→ **Goal**:
Word for word, retype every entry in the listing.

++++++++++

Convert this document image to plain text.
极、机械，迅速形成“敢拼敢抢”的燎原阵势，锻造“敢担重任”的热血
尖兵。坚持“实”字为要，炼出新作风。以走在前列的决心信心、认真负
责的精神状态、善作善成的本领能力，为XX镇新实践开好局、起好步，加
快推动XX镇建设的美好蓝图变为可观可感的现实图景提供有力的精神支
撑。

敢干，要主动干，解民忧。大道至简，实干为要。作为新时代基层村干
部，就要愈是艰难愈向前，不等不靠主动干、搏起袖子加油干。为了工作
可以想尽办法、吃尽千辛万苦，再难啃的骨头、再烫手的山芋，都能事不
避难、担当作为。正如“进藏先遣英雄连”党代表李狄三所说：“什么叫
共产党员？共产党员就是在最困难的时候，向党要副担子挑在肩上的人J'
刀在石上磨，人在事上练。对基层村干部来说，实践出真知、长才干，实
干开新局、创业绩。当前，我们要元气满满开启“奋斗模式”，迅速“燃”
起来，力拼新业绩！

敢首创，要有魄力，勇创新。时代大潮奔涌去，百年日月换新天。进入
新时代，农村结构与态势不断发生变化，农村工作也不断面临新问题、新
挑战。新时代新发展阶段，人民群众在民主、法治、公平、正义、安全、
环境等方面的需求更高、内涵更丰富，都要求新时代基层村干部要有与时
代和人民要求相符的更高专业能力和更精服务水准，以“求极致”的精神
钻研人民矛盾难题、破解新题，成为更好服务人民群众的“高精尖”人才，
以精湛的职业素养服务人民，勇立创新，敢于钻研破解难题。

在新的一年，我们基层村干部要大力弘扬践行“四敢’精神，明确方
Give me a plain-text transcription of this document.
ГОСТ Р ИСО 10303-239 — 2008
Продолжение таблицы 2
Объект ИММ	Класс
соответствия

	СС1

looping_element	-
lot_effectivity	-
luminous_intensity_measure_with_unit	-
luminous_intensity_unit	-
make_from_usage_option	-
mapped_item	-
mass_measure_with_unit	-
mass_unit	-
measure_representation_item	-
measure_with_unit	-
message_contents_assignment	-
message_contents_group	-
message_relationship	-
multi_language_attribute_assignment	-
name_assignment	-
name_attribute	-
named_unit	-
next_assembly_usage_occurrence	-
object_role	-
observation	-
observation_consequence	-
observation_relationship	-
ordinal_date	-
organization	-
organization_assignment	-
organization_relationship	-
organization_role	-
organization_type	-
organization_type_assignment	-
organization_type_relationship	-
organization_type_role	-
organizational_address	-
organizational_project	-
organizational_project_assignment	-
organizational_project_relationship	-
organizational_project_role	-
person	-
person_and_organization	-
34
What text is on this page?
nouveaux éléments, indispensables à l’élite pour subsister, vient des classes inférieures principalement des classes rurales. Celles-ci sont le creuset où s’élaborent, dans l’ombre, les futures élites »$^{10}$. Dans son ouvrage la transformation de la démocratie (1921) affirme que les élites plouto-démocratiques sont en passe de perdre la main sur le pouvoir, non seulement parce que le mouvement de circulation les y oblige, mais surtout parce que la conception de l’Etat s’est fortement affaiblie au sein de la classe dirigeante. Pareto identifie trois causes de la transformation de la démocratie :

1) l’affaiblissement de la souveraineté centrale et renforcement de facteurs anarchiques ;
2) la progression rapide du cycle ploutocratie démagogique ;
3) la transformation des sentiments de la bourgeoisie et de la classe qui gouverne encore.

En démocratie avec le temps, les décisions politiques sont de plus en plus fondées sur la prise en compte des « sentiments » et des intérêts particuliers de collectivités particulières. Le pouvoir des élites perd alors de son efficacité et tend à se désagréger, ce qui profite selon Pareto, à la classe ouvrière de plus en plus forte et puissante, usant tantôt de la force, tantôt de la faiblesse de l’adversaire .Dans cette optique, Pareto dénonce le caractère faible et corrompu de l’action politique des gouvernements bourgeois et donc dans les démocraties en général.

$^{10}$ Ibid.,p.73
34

++++++++++

→ **The solution**:
Convert this document image to plain text.
极、机械，迅速形成“敢拼敢抢”的燎原阵势，锻造“敢担重任”的热血
尖兵。坚持“实”字为要，炼出新作风。以走在前列的决心信心、认真负
责的精神状态、善作善成的本领能力，为XX镇新实践开好局、起好步，加
快推动XX镇建设的美好蓝图变为可观可感的现实图景提供有力的精神支
撑。

敢干，要主动干，解民忧。大道至简，实干为要。作为新时代基层村干
部，就要愈是艰难愈向前，不等不靠主动干、搏起袖子加油干。为了工作
可以想尽办法、吃尽千辛万苦，再难啃的骨头、再烫手的山芋，都能事不
避难、担当作为。正如“进藏先遣英雄连”党代表李狄三所说：“什么叫
共产党员？共产党员就是在最困难的时候，向党要副担子挑在肩上的人J'
刀在石上磨，人在事上练。对基层村干部来说，实践出真知、长才干，实
干开新局、创业绩。当前，我们要元气满满开启“奋斗模式”，迅速“燃”
起来，力拼新业绩！

敢首创，要有魄力，勇创新。时代大潮奔涌去，百年日月换新天。进入
新时代，农村结构与态势不断发生变化，农村工作也不断面临新问题、新
挑战。新时代新发展阶段，人民群众在民主、法治、公平、正义、安全、
环境等方面的需求更高、内涵更丰富，都要求新时代基层村干部要有与时
代和人民要求相符的更高专业能力和更精服务水准，以“求极致”的精神
钻研人民矛盾难题、破解新题，成为更好服务人民群众的“高精尖”人才，
以精湛的职业素养服务人民，勇立创新，敢于钻研破解难题。

在新的一年，我们基层村干部要大力弘扬践行“四敢’精神，明确方
Give me a plain-text transcription of this document.
ГОСТ Р ИСО 10303-239 — 2008
Продолжение таблицы 2
Объект ИММ	Класс
соответствия

	СС1

looping_element	-
lot_effectivity	-
luminous_intensity_measure_with_unit	-
luminous_intensity_unit	-
make_from_usage_option	-
mapped_item	-
mass_measure_with_unit	-
mass_unit	-
measure_representation_item	-
measure_with_unit	-
message_contents_assignment	-
message_contents_group	-
message_relationship	-
multi_language_attribute_assignment	-
name_assignment	-
name_attribute	-
named_unit	-
next_assembly_usage_occurrence	-
object_role	-
observation	-
observation_consequence	-
observation_relationship	-
ordinal_date	-
organization	-
organization_assignment	-
organization_relationship	-
organization_role	-
organization_type	-
organization_type_assignment	-
organization_type_relationship	-
organization_type_role	-
organizational_address	-
organizational_project	-
organizational_project_assignment	-
organizational_project_relationship	-
organizational_project_role	-
person	-
person_and_organization	-
34
What text is on this page?
nouveaux éléments, indispensables à l’élite pour subsister, vient des classes inférieures principalement des classes rurales. Celles-ci sont le creuset où s’élaborent, dans l’ombre, les futures élites »$^{10}$. Dans son ouvrage la transformation de la démocratie (1921) affirme que les élites plouto-démocratiques sont en passe de perdre la main sur le pouvoir, non seulement parce que le mouvement de circulation les y oblige, mais surtout parce que la conception de l’Etat s’est fortement affaiblie au sein de la classe dirigeante. Pareto identifie trois causes de la transformation de la démocratie :

1) l’affaiblissement de la souveraineté centrale et renforcement de facteurs anarchiques ;
2) la progression rapide du cycle ploutocratie démagogique ;
3) la transformation des sentiments de la bourgeoisie et de la classe qui gouverne encore.

En démocratie avec le temps, les décisions politiques sont de plus en plus fondées sur la prise en compte des « sentiments » et des intérêts particuliers de collectivités particulières. Le pouvoir des élites perd alors de son efficacité et tend à se désagréger, ce qui profite selon Pareto, à la classe ouvrière de plus en plus forte et puissante, usant tantôt de la force, tantôt de la faiblesse de l’adversaire .Dans cette optique, Pareto dénonce le caractère faible et corrompu de l’action politique des gouvernements bourgeois et donc dans les démocraties en général.

$^{10}$ Ibid.,p.73
34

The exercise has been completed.